Requirement
Each entry must be reproduced precisely as it stands.

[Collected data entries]
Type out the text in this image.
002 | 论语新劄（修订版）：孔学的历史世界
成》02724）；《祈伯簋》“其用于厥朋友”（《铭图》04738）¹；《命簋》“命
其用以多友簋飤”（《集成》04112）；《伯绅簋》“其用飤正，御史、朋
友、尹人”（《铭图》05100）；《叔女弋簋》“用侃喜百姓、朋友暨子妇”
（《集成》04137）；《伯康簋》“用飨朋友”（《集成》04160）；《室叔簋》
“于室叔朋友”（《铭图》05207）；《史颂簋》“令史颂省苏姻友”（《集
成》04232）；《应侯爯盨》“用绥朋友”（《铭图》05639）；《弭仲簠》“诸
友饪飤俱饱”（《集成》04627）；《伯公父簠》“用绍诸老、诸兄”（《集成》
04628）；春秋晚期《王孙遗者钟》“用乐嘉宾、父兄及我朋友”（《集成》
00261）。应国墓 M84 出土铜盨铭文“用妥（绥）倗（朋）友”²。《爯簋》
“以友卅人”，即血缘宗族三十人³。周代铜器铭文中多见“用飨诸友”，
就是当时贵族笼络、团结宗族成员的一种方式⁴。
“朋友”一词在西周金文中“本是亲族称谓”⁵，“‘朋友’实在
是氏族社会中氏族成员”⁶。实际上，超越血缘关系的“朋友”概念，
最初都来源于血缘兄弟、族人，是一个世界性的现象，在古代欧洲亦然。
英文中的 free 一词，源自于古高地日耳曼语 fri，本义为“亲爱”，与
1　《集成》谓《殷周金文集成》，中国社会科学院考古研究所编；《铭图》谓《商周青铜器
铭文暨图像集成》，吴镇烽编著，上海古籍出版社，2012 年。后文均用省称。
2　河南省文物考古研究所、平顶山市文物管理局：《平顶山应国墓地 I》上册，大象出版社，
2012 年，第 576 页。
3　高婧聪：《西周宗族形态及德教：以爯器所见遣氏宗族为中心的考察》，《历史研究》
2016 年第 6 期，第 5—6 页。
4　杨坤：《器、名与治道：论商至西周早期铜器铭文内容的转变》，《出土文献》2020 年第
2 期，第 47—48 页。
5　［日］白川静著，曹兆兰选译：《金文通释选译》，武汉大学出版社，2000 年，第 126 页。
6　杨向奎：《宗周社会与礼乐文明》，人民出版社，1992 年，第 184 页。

Answer to the exercise
Type out the text in this image.
002 | 论语新劄（修订版）：孔学的历史世界
成》02724）；《祈伯簋》“其用于厥朋友”（《铭图》04738）¹；《命簋》“命
其用以多友簋飤”（《集成》04112）；《伯绅簋》“其用飤正，御史、朋
友、尹人”（《铭图》05100）；《叔女弋簋》“用侃喜百姓、朋友暨子妇”
（《集成》04137）；《伯康簋》“用飨朋友”（《集成》04160）；《室叔簋》
“于室叔朋友”（《铭图》05207）；《史颂簋》“令史颂省苏姻友”（《集
成》04232）；《应侯爯盨》“用绥朋友”（《铭图》05639）；《弭仲簠》“诸
友饪飤俱饱”（《集成》04627）；《伯公父簠》“用绍诸老、诸兄”（《集成》
04628）；春秋晚期《王孙遗者钟》“用乐嘉宾、父兄及我朋友”（《集成》
00261）。应国墓 M84 出土铜盨铭文“用妥（绥）倗（朋）友”²。《爯簋》
“以友卅人”，即血缘宗族三十人³。周代铜器铭文中多见“用飨诸友”，
就是当时贵族笼络、团结宗族成员的一种方式⁴。
“朋友”一词在西周金文中“本是亲族称谓”⁵，“‘朋友’实在
是氏族社会中氏族成员”⁶。实际上，超越血缘关系的“朋友”概念，
最初都来源于血缘兄弟、族人，是一个世界性的现象，在古代欧洲亦然。
英文中的 free 一词，源自于古高地日耳曼语 fri，本义为“亲爱”，与
1　《集成》谓《殷周金文集成》，中国社会科学院考古研究所编；《铭图》谓《商周青铜器
铭文暨图像集成》，吴镇烽编著，上海古籍出版社，2012 年。后文均用省称。
2　河南省文物考古研究所、平顶山市文物管理局：《平顶山应国墓地 I》上册，大象出版社，
2012 年，第 576 页。
3　高婧聪：《西周宗族形态及德教：以爯器所见遣氏宗族为中心的考察》，《历史研究》
2016 年第 6 期，第 5—6 页。
4　杨坤：《器、名与治道：论商至西周早期铜器铭文内容的转变》，《出土文献》2020 年第
2 期，第 47—48 页。
5　［日］白川静著，曹兆兰选译：《金文通释选译》，武汉大学出版社，2000 年，第 126 页。
6　杨向奎：《宗周社会与礼乐文明》，人民出版社，1992 年，第 184 页。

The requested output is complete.